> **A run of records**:
--------------------
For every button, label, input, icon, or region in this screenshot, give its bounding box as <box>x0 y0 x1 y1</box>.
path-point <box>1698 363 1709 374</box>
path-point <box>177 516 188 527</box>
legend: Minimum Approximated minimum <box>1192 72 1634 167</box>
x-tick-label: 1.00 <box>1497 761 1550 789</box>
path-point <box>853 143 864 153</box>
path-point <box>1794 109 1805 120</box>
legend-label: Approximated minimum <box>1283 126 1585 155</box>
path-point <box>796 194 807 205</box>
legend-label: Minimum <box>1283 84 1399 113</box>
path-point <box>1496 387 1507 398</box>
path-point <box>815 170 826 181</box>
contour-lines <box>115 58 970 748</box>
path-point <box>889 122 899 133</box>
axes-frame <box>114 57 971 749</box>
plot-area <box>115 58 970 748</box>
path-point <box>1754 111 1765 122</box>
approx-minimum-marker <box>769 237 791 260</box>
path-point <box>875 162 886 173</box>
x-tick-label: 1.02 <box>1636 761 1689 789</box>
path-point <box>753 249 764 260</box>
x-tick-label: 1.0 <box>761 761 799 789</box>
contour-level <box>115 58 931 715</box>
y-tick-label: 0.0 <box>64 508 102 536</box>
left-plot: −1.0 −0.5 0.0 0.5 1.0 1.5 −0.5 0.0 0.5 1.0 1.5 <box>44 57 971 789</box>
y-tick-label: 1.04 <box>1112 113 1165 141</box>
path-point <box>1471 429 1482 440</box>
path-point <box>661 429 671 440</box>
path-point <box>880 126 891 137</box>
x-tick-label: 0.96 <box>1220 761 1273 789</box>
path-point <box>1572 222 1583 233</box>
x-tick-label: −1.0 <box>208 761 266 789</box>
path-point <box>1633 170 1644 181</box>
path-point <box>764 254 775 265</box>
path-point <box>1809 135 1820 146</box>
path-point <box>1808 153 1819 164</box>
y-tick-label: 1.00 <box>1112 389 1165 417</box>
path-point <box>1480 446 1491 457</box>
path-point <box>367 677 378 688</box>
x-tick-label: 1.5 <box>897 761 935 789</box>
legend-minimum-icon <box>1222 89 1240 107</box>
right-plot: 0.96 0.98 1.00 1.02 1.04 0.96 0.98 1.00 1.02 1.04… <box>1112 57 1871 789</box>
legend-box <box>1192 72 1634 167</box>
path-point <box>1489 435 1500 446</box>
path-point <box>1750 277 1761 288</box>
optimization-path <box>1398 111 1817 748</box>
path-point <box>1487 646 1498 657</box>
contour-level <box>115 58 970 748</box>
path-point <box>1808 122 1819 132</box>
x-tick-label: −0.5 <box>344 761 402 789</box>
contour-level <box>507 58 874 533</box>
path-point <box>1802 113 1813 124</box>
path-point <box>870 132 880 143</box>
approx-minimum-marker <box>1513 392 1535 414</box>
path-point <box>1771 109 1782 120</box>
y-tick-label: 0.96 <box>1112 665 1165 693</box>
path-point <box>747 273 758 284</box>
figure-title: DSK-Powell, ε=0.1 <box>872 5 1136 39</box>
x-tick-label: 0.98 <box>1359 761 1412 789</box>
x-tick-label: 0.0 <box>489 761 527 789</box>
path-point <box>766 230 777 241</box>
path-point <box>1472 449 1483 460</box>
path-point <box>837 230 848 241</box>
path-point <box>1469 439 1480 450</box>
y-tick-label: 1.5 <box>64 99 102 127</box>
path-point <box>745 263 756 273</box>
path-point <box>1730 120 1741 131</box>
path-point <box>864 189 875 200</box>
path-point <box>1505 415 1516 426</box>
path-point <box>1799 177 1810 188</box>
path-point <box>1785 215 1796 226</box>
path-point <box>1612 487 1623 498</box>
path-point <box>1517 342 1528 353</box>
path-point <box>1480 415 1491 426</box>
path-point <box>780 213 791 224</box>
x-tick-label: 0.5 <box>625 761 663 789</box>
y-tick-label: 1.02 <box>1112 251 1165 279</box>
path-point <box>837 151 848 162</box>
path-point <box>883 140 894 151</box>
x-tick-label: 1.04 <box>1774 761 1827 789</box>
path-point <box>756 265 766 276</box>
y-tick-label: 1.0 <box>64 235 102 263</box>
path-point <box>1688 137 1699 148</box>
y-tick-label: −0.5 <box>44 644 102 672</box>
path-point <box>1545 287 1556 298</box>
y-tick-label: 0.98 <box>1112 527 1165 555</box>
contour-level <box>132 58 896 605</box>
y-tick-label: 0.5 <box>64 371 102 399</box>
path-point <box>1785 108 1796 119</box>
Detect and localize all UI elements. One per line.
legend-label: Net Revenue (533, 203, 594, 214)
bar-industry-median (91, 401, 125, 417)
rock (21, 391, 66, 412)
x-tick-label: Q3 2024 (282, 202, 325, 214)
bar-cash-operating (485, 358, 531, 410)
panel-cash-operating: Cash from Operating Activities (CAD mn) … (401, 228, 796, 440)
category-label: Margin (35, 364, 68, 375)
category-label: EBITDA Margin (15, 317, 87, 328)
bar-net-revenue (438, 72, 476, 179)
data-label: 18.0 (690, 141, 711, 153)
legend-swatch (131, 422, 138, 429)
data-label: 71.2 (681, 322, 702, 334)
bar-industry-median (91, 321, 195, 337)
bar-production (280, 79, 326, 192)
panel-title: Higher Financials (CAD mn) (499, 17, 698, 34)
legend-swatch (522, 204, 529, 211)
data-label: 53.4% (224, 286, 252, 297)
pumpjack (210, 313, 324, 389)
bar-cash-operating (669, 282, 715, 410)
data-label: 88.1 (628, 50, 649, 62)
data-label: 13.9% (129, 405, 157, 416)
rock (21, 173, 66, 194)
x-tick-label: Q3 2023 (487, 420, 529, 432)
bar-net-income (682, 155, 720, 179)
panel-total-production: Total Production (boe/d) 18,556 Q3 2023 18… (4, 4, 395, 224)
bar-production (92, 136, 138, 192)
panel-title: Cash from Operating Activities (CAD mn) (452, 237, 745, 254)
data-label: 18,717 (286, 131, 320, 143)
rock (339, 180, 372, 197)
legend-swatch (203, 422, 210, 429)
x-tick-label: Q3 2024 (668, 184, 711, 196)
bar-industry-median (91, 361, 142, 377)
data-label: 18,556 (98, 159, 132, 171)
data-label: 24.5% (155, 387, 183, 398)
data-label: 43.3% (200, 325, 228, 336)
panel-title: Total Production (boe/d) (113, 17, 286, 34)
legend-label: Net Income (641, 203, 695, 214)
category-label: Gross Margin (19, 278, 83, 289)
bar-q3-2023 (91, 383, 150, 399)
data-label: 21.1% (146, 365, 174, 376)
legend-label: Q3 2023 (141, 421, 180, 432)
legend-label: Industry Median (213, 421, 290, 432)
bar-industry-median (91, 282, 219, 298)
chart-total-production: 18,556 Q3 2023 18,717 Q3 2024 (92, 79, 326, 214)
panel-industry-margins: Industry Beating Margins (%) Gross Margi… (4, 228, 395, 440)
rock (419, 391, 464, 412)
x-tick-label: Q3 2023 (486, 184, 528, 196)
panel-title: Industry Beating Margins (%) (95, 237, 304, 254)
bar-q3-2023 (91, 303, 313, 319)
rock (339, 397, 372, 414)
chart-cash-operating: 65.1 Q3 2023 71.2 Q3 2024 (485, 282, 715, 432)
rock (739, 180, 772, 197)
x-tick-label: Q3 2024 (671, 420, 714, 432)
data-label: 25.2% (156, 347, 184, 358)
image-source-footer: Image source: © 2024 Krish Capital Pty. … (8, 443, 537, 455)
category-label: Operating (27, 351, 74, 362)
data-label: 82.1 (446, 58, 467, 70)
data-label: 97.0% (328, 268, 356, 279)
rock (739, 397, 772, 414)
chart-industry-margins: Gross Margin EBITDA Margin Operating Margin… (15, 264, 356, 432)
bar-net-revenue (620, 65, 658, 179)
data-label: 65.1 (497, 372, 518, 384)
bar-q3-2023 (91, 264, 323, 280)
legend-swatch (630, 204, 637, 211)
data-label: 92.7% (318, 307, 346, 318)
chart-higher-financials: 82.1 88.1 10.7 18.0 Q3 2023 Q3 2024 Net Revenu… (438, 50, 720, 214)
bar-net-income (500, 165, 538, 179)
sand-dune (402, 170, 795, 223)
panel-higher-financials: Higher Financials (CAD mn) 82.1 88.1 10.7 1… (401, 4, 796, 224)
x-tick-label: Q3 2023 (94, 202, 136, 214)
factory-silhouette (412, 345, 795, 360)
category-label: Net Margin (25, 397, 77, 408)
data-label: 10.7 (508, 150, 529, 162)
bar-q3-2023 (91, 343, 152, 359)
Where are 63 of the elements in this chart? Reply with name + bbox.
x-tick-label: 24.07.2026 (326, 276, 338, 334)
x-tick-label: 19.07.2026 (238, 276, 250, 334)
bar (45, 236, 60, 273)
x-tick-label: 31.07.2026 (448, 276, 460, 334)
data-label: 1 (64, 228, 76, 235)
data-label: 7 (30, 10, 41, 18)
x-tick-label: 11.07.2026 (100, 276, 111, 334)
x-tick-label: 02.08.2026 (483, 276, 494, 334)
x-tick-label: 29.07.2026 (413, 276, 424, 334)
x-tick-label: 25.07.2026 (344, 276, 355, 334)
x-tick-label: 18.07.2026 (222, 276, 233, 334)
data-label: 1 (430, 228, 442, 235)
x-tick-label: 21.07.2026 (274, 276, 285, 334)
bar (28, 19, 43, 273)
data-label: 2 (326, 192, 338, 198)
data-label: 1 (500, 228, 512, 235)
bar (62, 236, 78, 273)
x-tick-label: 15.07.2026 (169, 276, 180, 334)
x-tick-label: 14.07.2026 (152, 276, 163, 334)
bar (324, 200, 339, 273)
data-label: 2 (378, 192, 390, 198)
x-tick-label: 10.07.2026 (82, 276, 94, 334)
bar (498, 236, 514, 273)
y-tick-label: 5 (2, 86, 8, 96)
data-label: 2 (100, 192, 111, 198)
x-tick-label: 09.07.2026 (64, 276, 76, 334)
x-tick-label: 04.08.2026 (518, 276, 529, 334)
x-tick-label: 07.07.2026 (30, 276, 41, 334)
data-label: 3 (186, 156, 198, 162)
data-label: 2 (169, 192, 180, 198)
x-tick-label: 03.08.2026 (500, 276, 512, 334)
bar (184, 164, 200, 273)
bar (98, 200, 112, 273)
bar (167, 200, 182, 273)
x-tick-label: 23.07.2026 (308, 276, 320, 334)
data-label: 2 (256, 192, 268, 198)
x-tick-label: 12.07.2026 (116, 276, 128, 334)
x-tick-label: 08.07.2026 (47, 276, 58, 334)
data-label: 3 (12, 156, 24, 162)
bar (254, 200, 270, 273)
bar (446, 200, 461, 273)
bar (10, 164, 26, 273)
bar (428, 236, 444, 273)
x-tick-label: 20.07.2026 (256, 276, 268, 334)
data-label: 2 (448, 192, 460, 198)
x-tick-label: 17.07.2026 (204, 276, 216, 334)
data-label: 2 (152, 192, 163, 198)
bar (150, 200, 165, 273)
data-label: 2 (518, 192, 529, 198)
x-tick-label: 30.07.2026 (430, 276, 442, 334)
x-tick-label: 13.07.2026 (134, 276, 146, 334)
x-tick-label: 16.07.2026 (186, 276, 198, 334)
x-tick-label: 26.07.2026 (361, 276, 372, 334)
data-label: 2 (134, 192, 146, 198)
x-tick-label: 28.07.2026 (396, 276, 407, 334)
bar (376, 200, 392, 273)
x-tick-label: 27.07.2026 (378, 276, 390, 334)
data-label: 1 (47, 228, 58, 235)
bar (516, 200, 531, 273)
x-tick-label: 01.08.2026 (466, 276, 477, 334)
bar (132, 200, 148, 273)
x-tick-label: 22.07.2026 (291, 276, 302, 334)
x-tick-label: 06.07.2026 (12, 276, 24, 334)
--------------------
> **TASK REQUIREMENTS**: Output, unchanged, everything from the start of the records down to the line containing "path-point <box>1496 387 1507 398</box>", including that line.

> **EXERCISE SOLUTION**:
For every button, label, input, icon, or region in this screenshot, give its bounding box as <box>x0 y0 x1 y1</box>.
path-point <box>1698 363 1709 374</box>
path-point <box>177 516 188 527</box>
legend: Minimum Approximated minimum <box>1192 72 1634 167</box>
x-tick-label: 1.00 <box>1497 761 1550 789</box>
path-point <box>853 143 864 153</box>
path-point <box>1794 109 1805 120</box>
legend-label: Approximated minimum <box>1283 126 1585 155</box>
path-point <box>796 194 807 205</box>
legend-label: Minimum <box>1283 84 1399 113</box>
path-point <box>1496 387 1507 398</box>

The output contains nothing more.